• Extracted text:
Essential Tips for Visiting Cornwall

If you’re planning a holiday to Cornwall there’s plenty of things you need to know before you get here. These range from the most common questions to the unwritten (Cornish) rules no one tells you about.

If you’re visiting Cornwall, let’s make it memorable, for all the right reasons.

a sandy Cornish beach uder grey sky with a black and white flag in the sand

When it comes visiting Cornwall, we have lots of loyal holiday makers that come here year after after. There’s a good reason for this. Cornwall offers much diversity within one county, it’s slower and more relaxed than other parts of the UK, and it remains unique in its identity. In fact, I’d argue that visiting Cornwall feels different to anywhere else in the UK.

While this post includes recommendations for places to visit in Cornwall, it’s more of a comprehensive guide to help your visit go as smoothly as possible. If you’re visiting Cornwall, there’s lots you need to know besides which beach to frequent or coastal town to visit. Especially of you want a taste of what it’s like to live in Cornwall and embrace the Cornish life.

• Tasks:
a. Translate this sentence from the Cornwall travel tips into Spanish: "If you’re visiting Cornwall, let’s make it memorable, for all the right reasons."
b. According to the Cornwall travel tips, how does the pace of Cornwall compare with other parts of the UK?

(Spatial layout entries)
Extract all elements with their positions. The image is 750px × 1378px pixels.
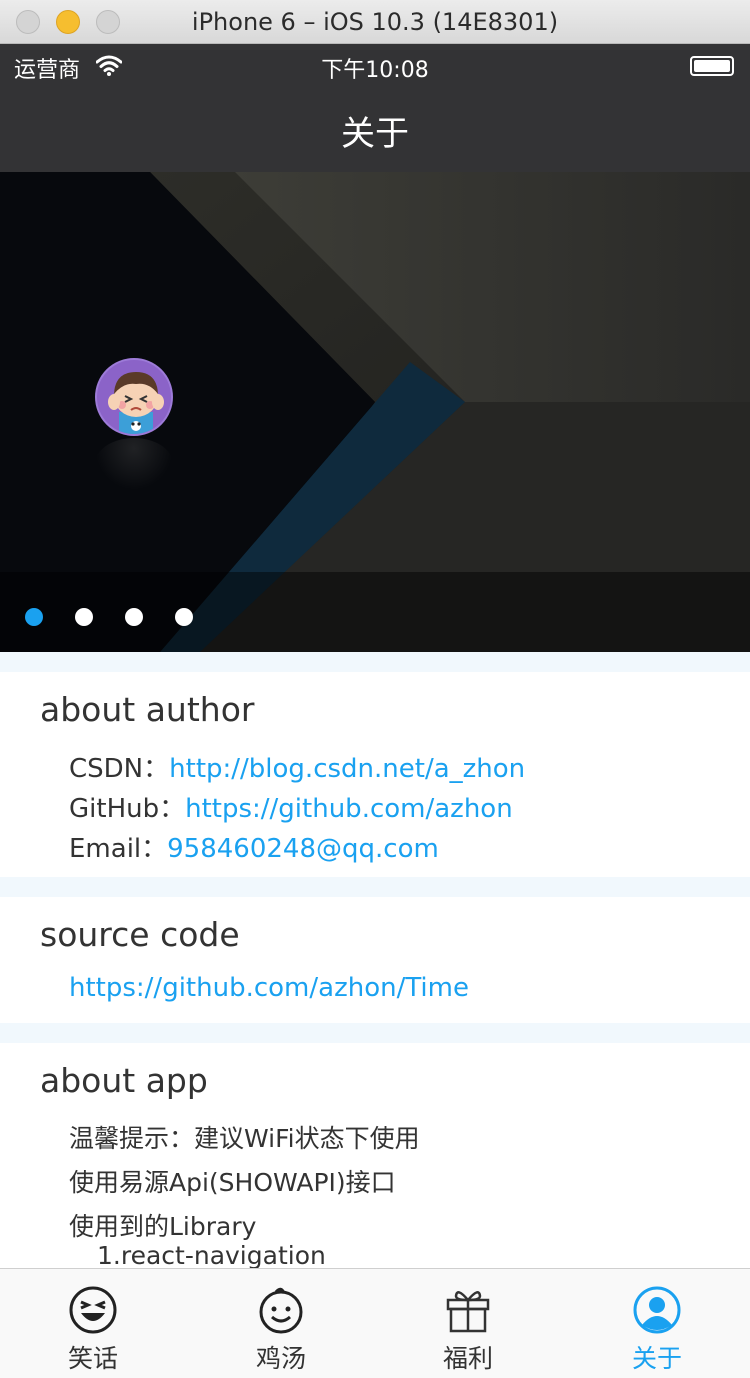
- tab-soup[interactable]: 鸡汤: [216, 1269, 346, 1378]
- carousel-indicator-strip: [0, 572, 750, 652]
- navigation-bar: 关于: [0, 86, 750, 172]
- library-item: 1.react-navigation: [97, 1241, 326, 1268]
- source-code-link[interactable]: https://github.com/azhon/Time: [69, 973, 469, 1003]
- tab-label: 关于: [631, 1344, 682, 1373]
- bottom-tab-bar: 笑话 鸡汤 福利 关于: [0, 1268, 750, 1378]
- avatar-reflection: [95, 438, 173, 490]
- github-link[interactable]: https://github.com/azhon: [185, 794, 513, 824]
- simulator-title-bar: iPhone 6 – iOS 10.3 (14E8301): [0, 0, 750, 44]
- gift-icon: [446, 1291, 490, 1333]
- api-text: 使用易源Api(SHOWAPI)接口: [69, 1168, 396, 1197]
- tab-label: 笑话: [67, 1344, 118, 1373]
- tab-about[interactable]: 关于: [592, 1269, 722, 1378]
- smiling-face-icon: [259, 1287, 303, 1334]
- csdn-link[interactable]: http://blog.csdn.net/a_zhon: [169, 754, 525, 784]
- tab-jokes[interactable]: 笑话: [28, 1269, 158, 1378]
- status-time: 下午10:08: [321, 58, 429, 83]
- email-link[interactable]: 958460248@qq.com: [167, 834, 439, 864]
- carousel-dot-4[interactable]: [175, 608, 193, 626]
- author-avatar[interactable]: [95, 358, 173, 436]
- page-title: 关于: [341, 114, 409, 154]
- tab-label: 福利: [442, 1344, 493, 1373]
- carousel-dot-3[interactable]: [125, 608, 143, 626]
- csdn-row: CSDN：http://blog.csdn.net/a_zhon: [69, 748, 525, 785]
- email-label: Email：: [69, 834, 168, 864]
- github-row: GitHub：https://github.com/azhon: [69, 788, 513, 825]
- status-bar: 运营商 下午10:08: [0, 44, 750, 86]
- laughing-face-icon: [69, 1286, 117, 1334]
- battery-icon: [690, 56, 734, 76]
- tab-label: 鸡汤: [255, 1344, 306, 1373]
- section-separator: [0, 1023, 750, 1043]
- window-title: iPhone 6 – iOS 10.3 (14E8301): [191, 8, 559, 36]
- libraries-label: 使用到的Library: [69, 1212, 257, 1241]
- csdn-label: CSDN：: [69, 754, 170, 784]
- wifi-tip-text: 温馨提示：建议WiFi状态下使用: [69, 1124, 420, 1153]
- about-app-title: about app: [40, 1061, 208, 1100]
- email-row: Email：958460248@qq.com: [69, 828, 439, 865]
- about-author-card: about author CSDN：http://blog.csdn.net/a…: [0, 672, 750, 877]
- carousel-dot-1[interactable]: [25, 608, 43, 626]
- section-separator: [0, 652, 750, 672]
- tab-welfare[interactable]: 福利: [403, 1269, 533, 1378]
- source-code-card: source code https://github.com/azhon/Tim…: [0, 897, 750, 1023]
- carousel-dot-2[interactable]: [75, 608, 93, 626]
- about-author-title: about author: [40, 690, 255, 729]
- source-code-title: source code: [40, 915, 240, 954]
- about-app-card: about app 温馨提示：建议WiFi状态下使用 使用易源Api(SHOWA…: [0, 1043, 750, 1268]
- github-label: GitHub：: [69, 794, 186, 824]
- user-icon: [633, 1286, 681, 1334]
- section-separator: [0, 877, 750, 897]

• Responses to the tasks:
a. Si vas a visitar Cornualles, hagamos que sea memorable, por los motivos correctos.

b. It is slower and more relaxed than other parts of the UK.